>> begin

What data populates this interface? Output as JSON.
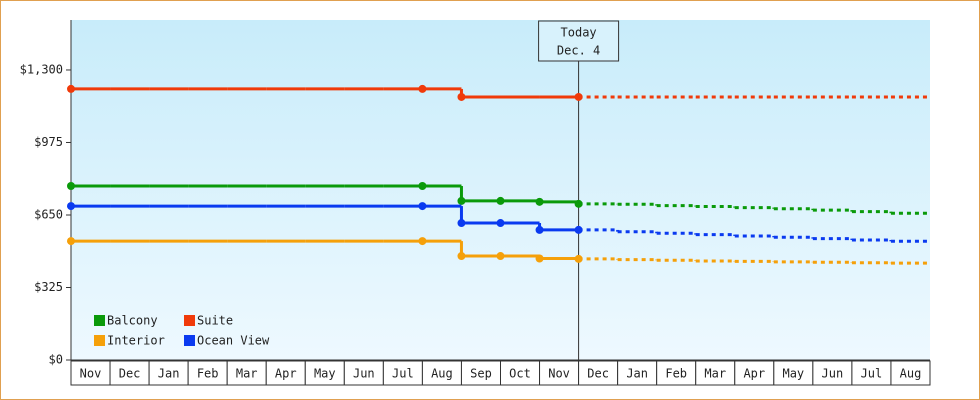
{
  "chart_data": {
    "type": "step-line",
    "categories": [
      "Nov",
      "Dec",
      "Jan",
      "Feb",
      "Mar",
      "Apr",
      "May",
      "Jun",
      "Jul",
      "Aug",
      "Sep",
      "Oct",
      "Nov",
      "Dec",
      "Jan",
      "Feb",
      "Mar",
      "Apr",
      "May",
      "Jun",
      "Jul",
      "Aug"
    ],
    "ylim": [
      0,
      1524
    ],
    "yticks": [
      {
        "value": 0,
        "label": "$0"
      },
      {
        "value": 325,
        "label": "$325"
      },
      {
        "value": 650,
        "label": "$650"
      },
      {
        "value": 975,
        "label": "$975"
      },
      {
        "value": 1300,
        "label": "$1,300"
      }
    ],
    "annotation": {
      "title": "Today",
      "date": "Dec. 4",
      "index": 13
    },
    "series": [
      {
        "name": "Balcony",
        "color": "#0a9a0a",
        "values": [
          780,
          780,
          780,
          780,
          780,
          780,
          780,
          780,
          780,
          780,
          713,
          713,
          709,
          700,
          null,
          null,
          null,
          null,
          null,
          null,
          null,
          null
        ],
        "forecast_values": [
          null,
          null,
          null,
          null,
          null,
          null,
          null,
          null,
          null,
          null,
          null,
          null,
          null,
          700,
          698,
          692,
          688,
          683,
          678,
          672,
          665,
          658
        ]
      },
      {
        "name": "Suite",
        "color": "#f03a0a",
        "values": [
          1215,
          1215,
          1215,
          1215,
          1215,
          1215,
          1215,
          1215,
          1215,
          1215,
          1179,
          1179,
          1179,
          1179,
          null,
          null,
          null,
          null,
          null,
          null,
          null,
          null
        ],
        "forecast_values": [
          null,
          null,
          null,
          null,
          null,
          null,
          null,
          null,
          null,
          null,
          null,
          null,
          null,
          1179,
          1179,
          1179,
          1179,
          1179,
          1179,
          1179,
          1179,
          1179
        ]
      },
      {
        "name": "Interior",
        "color": "#f5a00a",
        "values": [
          533,
          533,
          533,
          533,
          533,
          533,
          533,
          533,
          533,
          533,
          466,
          466,
          455,
          453,
          null,
          null,
          null,
          null,
          null,
          null,
          null,
          null
        ],
        "forecast_values": [
          null,
          null,
          null,
          null,
          null,
          null,
          null,
          null,
          null,
          null,
          null,
          null,
          null,
          453,
          450,
          447,
          444,
          442,
          440,
          438,
          436,
          434
        ]
      },
      {
        "name": "Ocean View",
        "color": "#0a3af0",
        "values": [
          690,
          690,
          690,
          690,
          690,
          690,
          690,
          690,
          690,
          690,
          614,
          614,
          583,
          583,
          null,
          null,
          null,
          null,
          null,
          null,
          null,
          null
        ],
        "forecast_values": [
          null,
          null,
          null,
          null,
          null,
          null,
          null,
          null,
          null,
          null,
          null,
          null,
          null,
          583,
          575,
          568,
          562,
          556,
          550,
          544,
          538,
          532
        ]
      }
    ]
  }
}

>> end

** WHAT IS EXPECTED **
Show all lines in the entries above where the string "color" appears.

** COMPLETE ANSWER **
        "color": "#0a9a0a",
        "color": "#f03a0a",
        "color": "#f5a00a",
        "color": "#0a3af0",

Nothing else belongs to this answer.